(Problem to work on) In the records that follow, locate every line with "INDEX" and extract it.

···

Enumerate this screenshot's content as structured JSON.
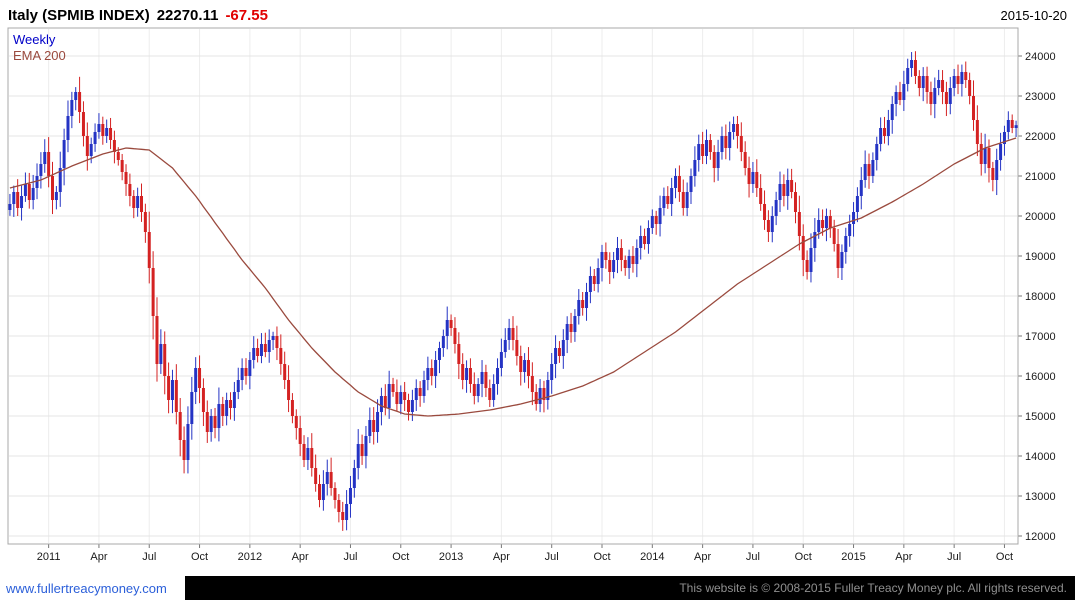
{
  "header": {
    "instrument": "Italy (SPMIB INDEX)",
    "price": "22270.11",
    "change": "-67.55",
    "date": "2015-10-20"
  },
  "legend": {
    "timeframe": "Weekly",
    "overlay": "EMA 200"
  },
  "footer": {
    "link": "www.fullertreacymoney.com",
    "copyright": "This website is © 2008-2015 Fuller Treacy Money plc. All rights reserved."
  },
  "colors": {
    "up": "#2433c4",
    "down": "#d42222",
    "ema": "#9a4a3e",
    "grid": "#e4e4e4",
    "vgrid": "#ededed",
    "border": "#a8a8a8",
    "axis_text": "#1a1a1a",
    "legend_weekly": "#0000c8",
    "change_red": "#e10000",
    "link_blue": "#2b5fd9",
    "footer_text": "#8f8f8f"
  },
  "chart_data": {
    "type": "candlestick",
    "timeframe": "weekly",
    "title": "Italy (SPMIB INDEX) weekly candles with 200-period EMA",
    "ylim": [
      12000,
      24000
    ],
    "grid": true,
    "legend_position": "top-left",
    "y_ticks": [
      24000,
      23000,
      22000,
      21000,
      20000,
      19000,
      18000,
      17000,
      16000,
      15000,
      14000,
      13000,
      12000
    ],
    "x_ticks": [
      {
        "label": "2011",
        "week": 10
      },
      {
        "label": "Apr",
        "week": 23
      },
      {
        "label": "Jul",
        "week": 36
      },
      {
        "label": "Oct",
        "week": 49
      },
      {
        "label": "2012",
        "week": 62
      },
      {
        "label": "Apr",
        "week": 75
      },
      {
        "label": "Jul",
        "week": 88
      },
      {
        "label": "Oct",
        "week": 101
      },
      {
        "label": "2013",
        "week": 114
      },
      {
        "label": "Apr",
        "week": 127
      },
      {
        "label": "Jul",
        "week": 140
      },
      {
        "label": "Oct",
        "week": 153
      },
      {
        "label": "2014",
        "week": 166
      },
      {
        "label": "Apr",
        "week": 179
      },
      {
        "label": "Jul",
        "week": 192
      },
      {
        "label": "Oct",
        "week": 205
      },
      {
        "label": "2015",
        "week": 218
      },
      {
        "label": "Apr",
        "week": 231
      },
      {
        "label": "Jul",
        "week": 244
      },
      {
        "label": "Oct",
        "week": 257
      }
    ],
    "weekly_close": [
      20300,
      20600,
      20200,
      20500,
      20800,
      20400,
      20700,
      21000,
      21300,
      21600,
      21000,
      20400,
      20600,
      21200,
      21900,
      22500,
      22900,
      23100,
      22600,
      22000,
      21500,
      21800,
      22100,
      22300,
      22000,
      22200,
      21900,
      21600,
      21400,
      21100,
      20800,
      20500,
      20200,
      20500,
      20100,
      19600,
      18700,
      17500,
      16300,
      16800,
      16000,
      15400,
      15900,
      15100,
      14400,
      13900,
      14800,
      15600,
      16200,
      15700,
      15100,
      14600,
      15000,
      14700,
      15300,
      15000,
      15400,
      15200,
      15600,
      15900,
      16200,
      16000,
      16400,
      16700,
      16500,
      16800,
      16600,
      16900,
      17000,
      16700,
      16300,
      15900,
      15400,
      15000,
      14700,
      14300,
      13900,
      14200,
      13700,
      13300,
      12900,
      13300,
      13600,
      13200,
      12900,
      12600,
      12400,
      12800,
      13200,
      13700,
      14300,
      14000,
      14500,
      14900,
      14600,
      15100,
      15500,
      15200,
      15800,
      15600,
      15300,
      15600,
      15400,
      15100,
      15400,
      15700,
      15500,
      15900,
      16200,
      16000,
      16400,
      16700,
      17000,
      17400,
      17200,
      16800,
      16300,
      15900,
      16200,
      15800,
      15500,
      15800,
      16100,
      15700,
      15400,
      15800,
      16200,
      16600,
      16900,
      17200,
      16900,
      16500,
      16100,
      16400,
      16000,
      15600,
      15300,
      15700,
      15400,
      15900,
      16300,
      16700,
      16500,
      16900,
      17300,
      17100,
      17500,
      17900,
      17700,
      18100,
      18500,
      18300,
      18700,
      19100,
      18900,
      18600,
      18900,
      19200,
      18900,
      18700,
      19000,
      18800,
      19200,
      19500,
      19300,
      19700,
      20000,
      19800,
      20200,
      20500,
      20300,
      20700,
      21000,
      20600,
      20200,
      20600,
      21000,
      21400,
      21800,
      21500,
      21900,
      21600,
      21200,
      21600,
      22000,
      21700,
      22100,
      22300,
      22000,
      21600,
      21200,
      20800,
      21100,
      20700,
      20300,
      19900,
      19600,
      20000,
      20400,
      20800,
      20500,
      20900,
      20600,
      20100,
      19500,
      18900,
      18600,
      19200,
      19600,
      19900,
      19700,
      20000,
      19700,
      19300,
      18700,
      19100,
      19500,
      19800,
      20100,
      20500,
      20900,
      21300,
      21000,
      21400,
      21800,
      22200,
      22000,
      22400,
      22800,
      23100,
      22900,
      23300,
      23700,
      23900,
      23500,
      23200,
      23500,
      23100,
      22800,
      23200,
      23400,
      23100,
      22800,
      23200,
      23500,
      23300,
      23600,
      23400,
      23000,
      22400,
      21800,
      21300,
      21700,
      21200,
      20900,
      21400,
      21800,
      22100,
      22400,
      22200,
      22270.11
    ],
    "ema200_anchors": [
      [
        0,
        20700
      ],
      [
        8,
        20900
      ],
      [
        16,
        21250
      ],
      [
        24,
        21550
      ],
      [
        30,
        21700
      ],
      [
        36,
        21650
      ],
      [
        42,
        21200
      ],
      [
        48,
        20500
      ],
      [
        54,
        19700
      ],
      [
        60,
        18900
      ],
      [
        66,
        18200
      ],
      [
        72,
        17400
      ],
      [
        78,
        16700
      ],
      [
        84,
        16100
      ],
      [
        90,
        15600
      ],
      [
        96,
        15250
      ],
      [
        102,
        15050
      ],
      [
        108,
        15000
      ],
      [
        116,
        15050
      ],
      [
        124,
        15150
      ],
      [
        132,
        15300
      ],
      [
        140,
        15500
      ],
      [
        148,
        15750
      ],
      [
        156,
        16100
      ],
      [
        164,
        16600
      ],
      [
        172,
        17100
      ],
      [
        180,
        17700
      ],
      [
        188,
        18300
      ],
      [
        196,
        18800
      ],
      [
        204,
        19300
      ],
      [
        212,
        19700
      ],
      [
        220,
        19950
      ],
      [
        228,
        20350
      ],
      [
        236,
        20800
      ],
      [
        244,
        21300
      ],
      [
        252,
        21700
      ],
      [
        260,
        21950
      ]
    ]
  }
}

···

(Response)
    "instrument": "Italy (SPMIB INDEX)",
    "title": "Italy (SPMIB INDEX) weekly candles with 200-period EMA",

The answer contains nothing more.